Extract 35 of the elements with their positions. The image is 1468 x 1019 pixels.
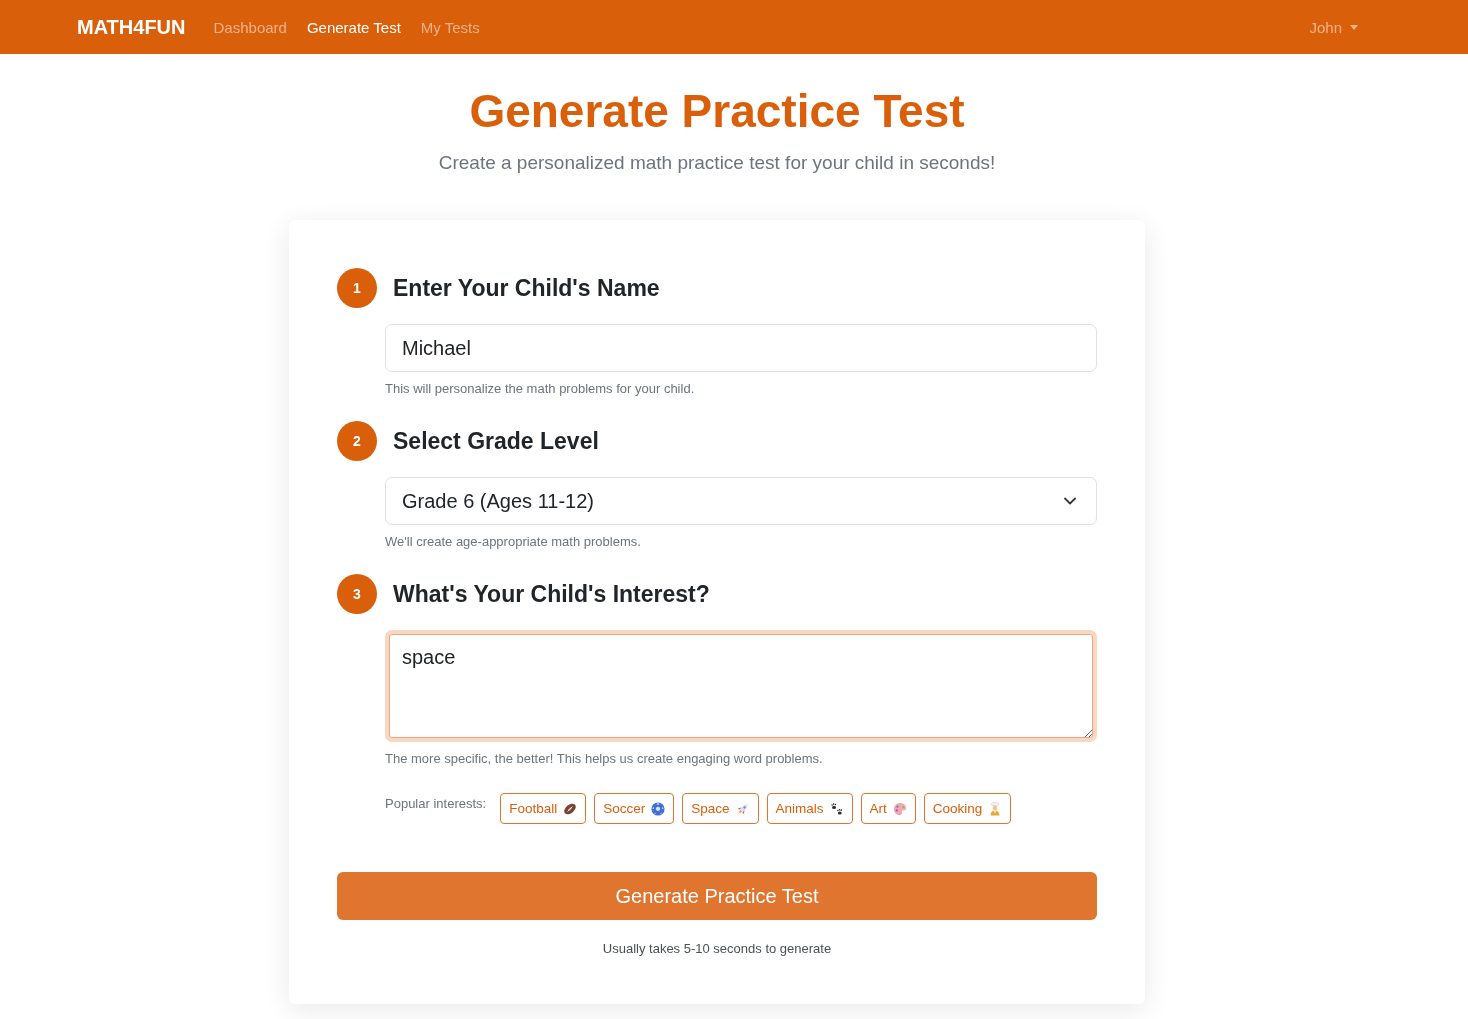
- palette-icon: [892, 801, 907, 816]
- submit-note: Usually takes 5-10 seconds to generate: [602, 940, 832, 958]
- interest-chip[interactable]: Soccer: [594, 793, 675, 824]
- interest-chip[interactable]: Football: [500, 793, 587, 824]
- name-input[interactable]: Michael: [385, 324, 1097, 372]
- nav-link[interactable]: Dashboard: [213, 18, 287, 36]
- grade-select[interactable]: Grade 6 (Ages 11-12): [385, 477, 1097, 525]
- page-subtitle: Create a personalized math practice test for your child in seconds!: [438, 151, 996, 175]
- step-number: 1: [337, 268, 377, 308]
- help-text: We'll create age-appropriate math problems.: [385, 533, 642, 550]
- suggestions-label: Popular interests:: [385, 795, 487, 813]
- caret-icon: [1350, 24, 1358, 30]
- step-title: Enter Your Child's Name: [393, 274, 660, 303]
- interest-textarea[interactable]: space: [385, 630, 1097, 742]
- soccer-ball-icon: [651, 801, 666, 816]
- rocket-icon: [735, 801, 750, 816]
- brand-logo[interactable]: MATH4FUN: [77, 15, 186, 39]
- step-title: What's Your Child's Interest?: [393, 580, 710, 609]
- nav-link[interactable]: My Tests: [420, 18, 480, 36]
- page-title: Generate Practice Test: [469, 84, 965, 139]
- chevron-down-icon: [1064, 497, 1076, 505]
- interest-chip[interactable]: Animals: [766, 793, 853, 824]
- step-number: 2: [337, 421, 377, 461]
- help-text: The more specific, the better! This helps us create engaging word problems.: [385, 750, 824, 767]
- interest-chip[interactable]: Art: [860, 793, 916, 824]
- nav-link[interactable]: Generate Test: [306, 18, 401, 36]
- interest-chip[interactable]: Space: [682, 793, 759, 824]
- user-menu[interactable]: John: [1309, 18, 1358, 36]
- step-number: 3: [337, 574, 377, 614]
- interest-chip[interactable]: Cooking: [923, 793, 1012, 824]
- football-icon: [563, 801, 578, 816]
- generate-button[interactable]: Generate Practice Test: [337, 872, 1097, 920]
- step-title: Select Grade Level: [393, 427, 599, 456]
- help-text: This will personalize the math problems for your child.: [385, 380, 696, 397]
- paw-prints-icon: [829, 801, 844, 816]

..........

## Direction
Rewrite as a numbered list the lines from the one containing "- palette-icon: [892, 801, 907, 816]" through the last line of the items, both included. Omit any blank lines.

## The solution
1. - palette-icon: [892, 801, 907, 816]
2. - submit-note: Usually takes 5-10 seconds to generate: [602, 940, 832, 958]
3. - interest-chip[interactable]: Soccer: [594, 793, 675, 824]
4. - interest-chip[interactable]: Football: [500, 793, 587, 824]
5. - name-input[interactable]: Michael: [385, 324, 1097, 372]
6. - nav-link[interactable]: Dashboard: [213, 18, 287, 36]
7. - grade-select[interactable]: Grade 6 (Ages 11-12): [385, 477, 1097, 525]
8. - page-subtitle: Create a personalized math practice test for your child in seconds!: [438, 151, 996, 175]
9. - step-number: 1: [337, 268, 377, 308]
10. - help-text: We'll create age-appropriate math problems.: [385, 533, 642, 550]
11. - suggestions-label: Popular interests:: [385, 795, 487, 813]
12. - caret-icon: [1350, 24, 1358, 30]
13. - step-title: Enter Your Child's Name: [393, 274, 660, 303]
14. - interest-textarea[interactable]: space: [385, 630, 1097, 742]
15. - soccer-ball-icon: [651, 801, 666, 816]
16. - rocket-icon: [735, 801, 750, 816]
17. - brand-logo[interactable]: MATH4FUN: [77, 15, 186, 39]
18. - step-title: What's Your Child's Interest?: [393, 580, 710, 609]
19. - nav-link[interactable]: My Tests: [420, 18, 480, 36]
20. - page-title: Generate Practice Test: [469, 84, 965, 139]
21. - chevron-down-icon: [1064, 497, 1076, 505]
22. - interest-chip[interactable]: Animals: [766, 793, 853, 824]
23. - step-number: 2: [337, 421, 377, 461]
24. - help-text: The more specific, the better! This helps us create engaging word problems.: [385, 750, 824, 767]
25. - interest-chip[interactable]: Art: [860, 793, 916, 824]
26. - nav-link[interactable]: Generate Test: [306, 18, 401, 36]
27. - interest-chip[interactable]: Space: [682, 793, 759, 824]
28. - user-menu[interactable]: John: [1309, 18, 1358, 36]
29. - step-number: 3: [337, 574, 377, 614]
30. - interest-chip[interactable]: Cooking: [923, 793, 1012, 824]
31. - football-icon: [563, 801, 578, 816]
32. - generate-button[interactable]: Generate Practice Test: [337, 872, 1097, 920]
33. - step-title: Select Grade Level: [393, 427, 599, 456]
34. - help-text: This will personalize the math problems for your child.: [385, 380, 696, 397]
35. - paw-prints-icon: [829, 801, 844, 816]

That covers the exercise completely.